[start Material for the task]
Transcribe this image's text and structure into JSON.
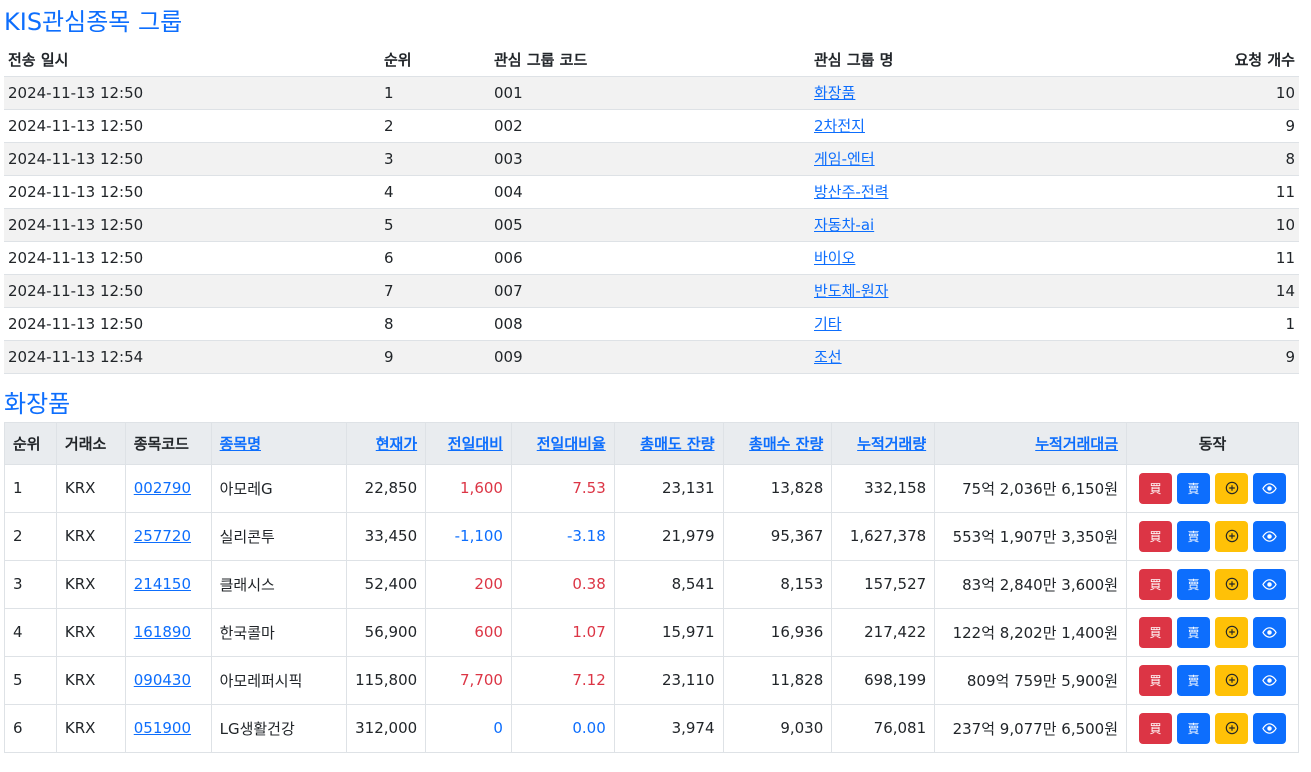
{
  "group_section": {
    "title": "KIS관심종목 그룹",
    "headers": [
      "전송 일시",
      "순위",
      "관심 그룹 코드",
      "관심 그룹 명",
      "요청 개수"
    ],
    "rows": [
      {
        "sent": "2024-11-13 12:50",
        "rank": "1",
        "code": "001",
        "name": "화장품",
        "count": "10"
      },
      {
        "sent": "2024-11-13 12:50",
        "rank": "2",
        "code": "002",
        "name": "2차전지",
        "count": "9"
      },
      {
        "sent": "2024-11-13 12:50",
        "rank": "3",
        "code": "003",
        "name": "게임-엔터",
        "count": "8"
      },
      {
        "sent": "2024-11-13 12:50",
        "rank": "4",
        "code": "004",
        "name": "방산주-전력",
        "count": "11"
      },
      {
        "sent": "2024-11-13 12:50",
        "rank": "5",
        "code": "005",
        "name": "자동차-ai",
        "count": "10"
      },
      {
        "sent": "2024-11-13 12:50",
        "rank": "6",
        "code": "006",
        "name": "바이오",
        "count": "11"
      },
      {
        "sent": "2024-11-13 12:50",
        "rank": "7",
        "code": "007",
        "name": "반도체-원자",
        "count": "14"
      },
      {
        "sent": "2024-11-13 12:50",
        "rank": "8",
        "code": "008",
        "name": "기타",
        "count": "1"
      },
      {
        "sent": "2024-11-13 12:54",
        "rank": "9",
        "code": "009",
        "name": "조선",
        "count": "9"
      }
    ]
  },
  "stock_section": {
    "title": "화장품",
    "headers": {
      "rank": "순위",
      "exchange": "거래소",
      "code": "종목코드",
      "name": "종목명",
      "price": "현재가",
      "change": "전일대비",
      "change_rate": "전일대비율",
      "ask_total": "총매도 잔량",
      "bid_total": "총매수 잔량",
      "volume": "누적거래량",
      "amount": "누적거래대금",
      "action": "동작"
    },
    "buttons": {
      "buy": "買",
      "sell": "賣"
    },
    "rows": [
      {
        "rank": "1",
        "exchange": "KRX",
        "code": "002790",
        "name": "아모레G",
        "price": "22,850",
        "change": "1,600",
        "change_rate": "7.53",
        "dir": "up",
        "ask": "23,131",
        "bid": "13,828",
        "volume": "332,158",
        "amount": "75억 2,036만 6,150원"
      },
      {
        "rank": "2",
        "exchange": "KRX",
        "code": "257720",
        "name": "실리콘투",
        "price": "33,450",
        "change": "-1,100",
        "change_rate": "-3.18",
        "dir": "down",
        "ask": "21,979",
        "bid": "95,367",
        "volume": "1,627,378",
        "amount": "553억 1,907만 3,350원"
      },
      {
        "rank": "3",
        "exchange": "KRX",
        "code": "214150",
        "name": "클래시스",
        "price": "52,400",
        "change": "200",
        "change_rate": "0.38",
        "dir": "up",
        "ask": "8,541",
        "bid": "8,153",
        "volume": "157,527",
        "amount": "83억 2,840만 3,600원"
      },
      {
        "rank": "4",
        "exchange": "KRX",
        "code": "161890",
        "name": "한국콜마",
        "price": "56,900",
        "change": "600",
        "change_rate": "1.07",
        "dir": "up",
        "ask": "15,971",
        "bid": "16,936",
        "volume": "217,422",
        "amount": "122억 8,202만 1,400원"
      },
      {
        "rank": "5",
        "exchange": "KRX",
        "code": "090430",
        "name": "아모레퍼시픽",
        "price": "115,800",
        "change": "7,700",
        "change_rate": "7.12",
        "dir": "up",
        "ask": "23,110",
        "bid": "11,828",
        "volume": "698,199",
        "amount": "809억 759만 5,900원"
      },
      {
        "rank": "6",
        "exchange": "KRX",
        "code": "051900",
        "name": "LG생활건강",
        "price": "312,000",
        "change": "0",
        "change_rate": "0.00",
        "dir": "flat",
        "ask": "3,974",
        "bid": "9,030",
        "volume": "76,081",
        "amount": "237억 9,077만 6,500원"
      }
    ]
  },
  "colors": {
    "link": "#0d6efd",
    "up": "#dc3545",
    "down": "#0d6efd",
    "add_button": "#ffc107",
    "header_bg": "#e9ecef",
    "stripe": "#f2f2f2"
  },
  "icons": {
    "add": "plus-circle-icon",
    "view": "eye-icon"
  }
}
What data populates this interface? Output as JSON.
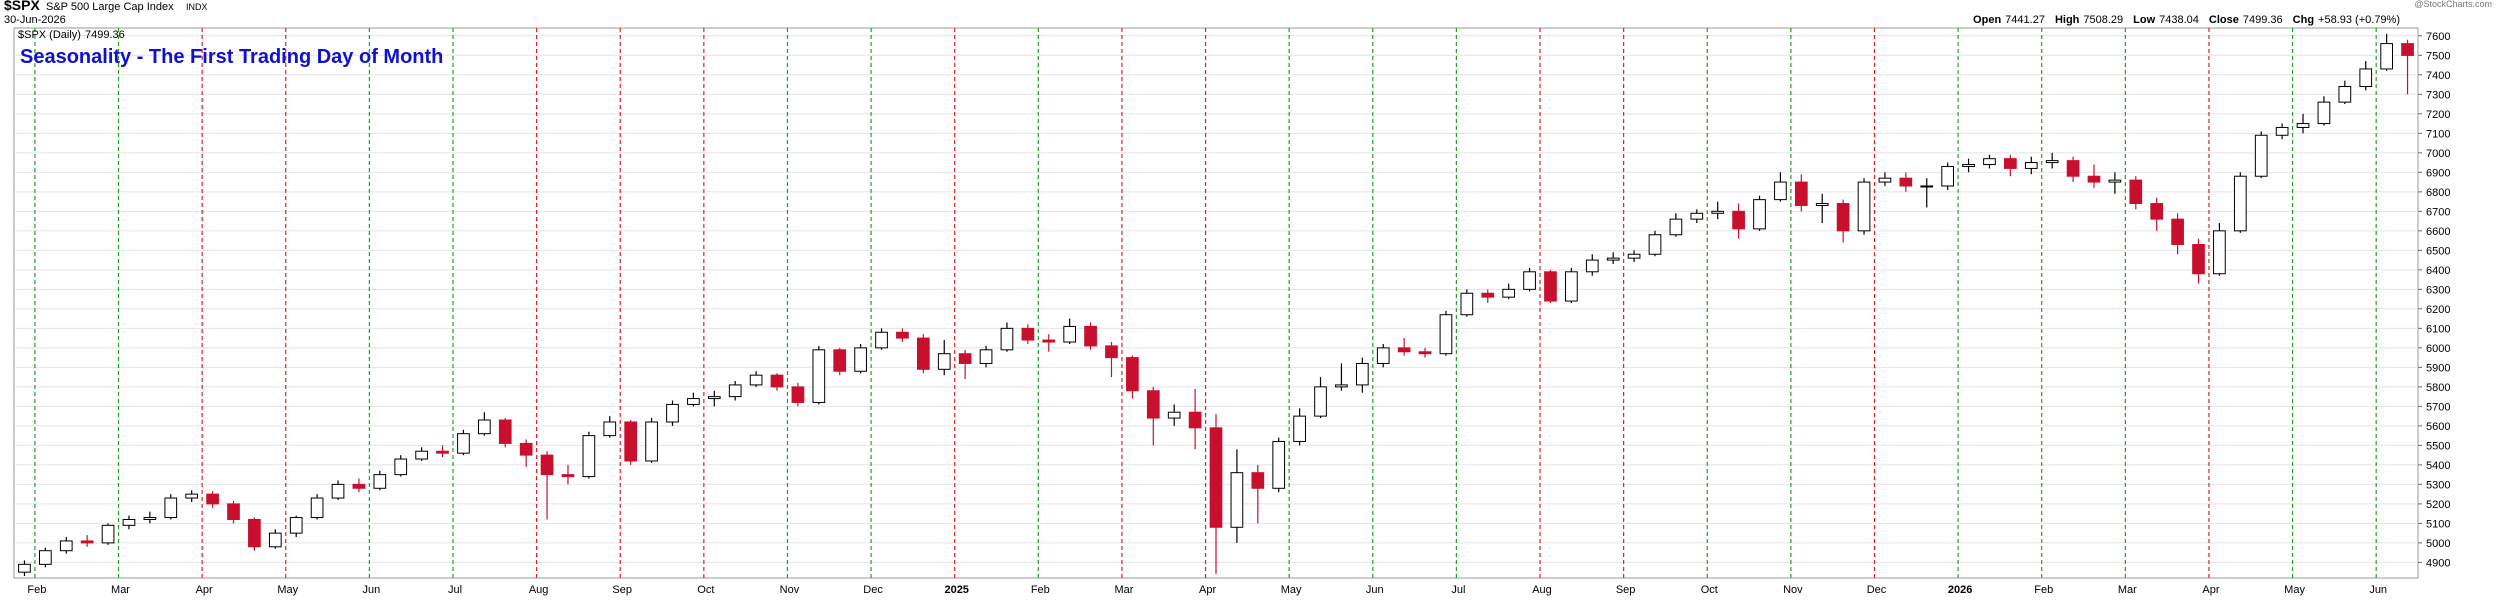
[end Material for the task]
• [What needs to be done]: From the material above, reproduce everything verbatim except the pictures.

• [Answer to the exercise]:
Transcribe this image's text and structure into JSON.
{
  "group_section": {
    "title": "KIS관심종목 그룹",
    "headers": [
      "전송 일시",
      "순위",
      "관심 그룹 코드",
      "관심 그룹 명",
      "요청 개수"
    ],
    "rows": [
      {
        "sent": "2024-11-13 12:50",
        "rank": "1",
        "code": "001",
        "name": "화장품",
        "count": "10"
      },
      {
        "sent": "2024-11-13 12:50",
        "rank": "2",
        "code": "002",
        "name": "2차전지",
        "count": "9"
      },
      {
        "sent": "2024-11-13 12:50",
        "rank": "3",
        "code": "003",
        "name": "게임-엔터",
        "count": "8"
      },
      {
        "sent": "2024-11-13 12:50",
        "rank": "4",
        "code": "004",
        "name": "방산주-전력",
        "count": "11"
      },
      {
        "sent": "2024-11-13 12:50",
        "rank": "5",
        "code": "005",
        "name": "자동차-ai",
        "count": "10"
      },
      {
        "sent": "2024-11-13 12:50",
        "rank": "6",
        "code": "006",
        "name": "바이오",
        "count": "11"
      },
      {
        "sent": "2024-11-13 12:50",
        "rank": "7",
        "code": "007",
        "name": "반도체-원자",
        "count": "14"
      },
      {
        "sent": "2024-11-13 12:50",
        "rank": "8",
        "code": "008",
        "name": "기타",
        "count": "1"
      },
      {
        "sent": "2024-11-13 12:54",
        "rank": "9",
        "code": "009",
        "name": "조선",
        "count": "9"
      }
    ]
  },
  "stock_section": {
    "title": "화장품",
    "headers": {
      "rank": "순위",
      "exchange": "거래소",
      "code": "종목코드",
      "name": "종목명",
      "price": "현재가",
      "change": "전일대비",
      "change_rate": "전일대비율",
      "ask_total": "총매도 잔량",
      "bid_total": "총매수 잔량",
      "volume": "누적거래량",
      "amount": "누적거래대금",
      "action": "동작"
    },
    "buttons": {
      "buy": "買",
      "sell": "賣"
    },
    "rows": [
      {
        "rank": "1",
        "exchange": "KRX",
        "code": "002790",
        "name": "아모레G",
        "price": "22,850",
        "change": "1,600",
        "change_rate": "7.53",
        "dir": "up",
        "ask": "23,131",
        "bid": "13,828",
        "volume": "332,158",
        "amount": "75억 2,036만 6,150원"
      },
      {
        "rank": "2",
        "exchange": "KRX",
        "code": "257720",
        "name": "실리콘투",
        "price": "33,450",
        "change": "-1,100",
        "change_rate": "-3.18",
        "dir": "down",
        "ask": "21,979",
        "bid": "95,367",
        "volume": "1,627,378",
        "amount": "553억 1,907만 3,350원"
      },
      {
        "rank": "3",
        "exchange": "KRX",
        "code": "214150",
        "name": "클래시스",
        "price": "52,400",
        "change": "200",
        "change_rate": "0.38",
        "dir": "up",
        "ask": "8,541",
        "bid": "8,153",
        "volume": "157,527",
        "amount": "83억 2,840만 3,600원"
      },
      {
        "rank": "4",
        "exchange": "KRX",
        "code": "161890",
        "name": "한국콜마",
        "price": "56,900",
        "change": "600",
        "change_rate": "1.07",
        "dir": "up",
        "ask": "15,971",
        "bid": "16,936",
        "volume": "217,422",
        "amount": "122억 8,202만 1,400원"
      },
      {
        "rank": "5",
        "exchange": "KRX",
        "code": "090430",
        "name": "아모레퍼시픽",
        "price": "115,800",
        "change": "7,700",
        "change_rate": "7.12",
        "dir": "up",
        "ask": "23,110",
        "bid": "11,828",
        "volume": "698,199",
        "amount": "809억 759만 5,900원"
      },
      {
        "rank": "6",
        "exchange": "KRX",
        "code": "051900",
        "name": "LG생활건강",
        "price": "312,000",
        "change": "0",
        "change_rate": "0.00",
        "dir": "flat",
        "ask": "3,974",
        "bid": "9,030",
        "volume": "76,081",
        "amount": "237억 9,077만 6,500원"
      }
    ]
  },
  "colors": {
    "link": "#0d6efd",
    "up": "#dc3545",
    "down": "#0d6efd",
    "add_button": "#ffc107",
    "header_bg": "#e9ecef",
    "stripe": "#f2f2f2"
  },
  "icons": {
    "add": "plus-circle-icon",
    "view": "eye-icon"
  }
}
What data populates this interface? Output as JSON.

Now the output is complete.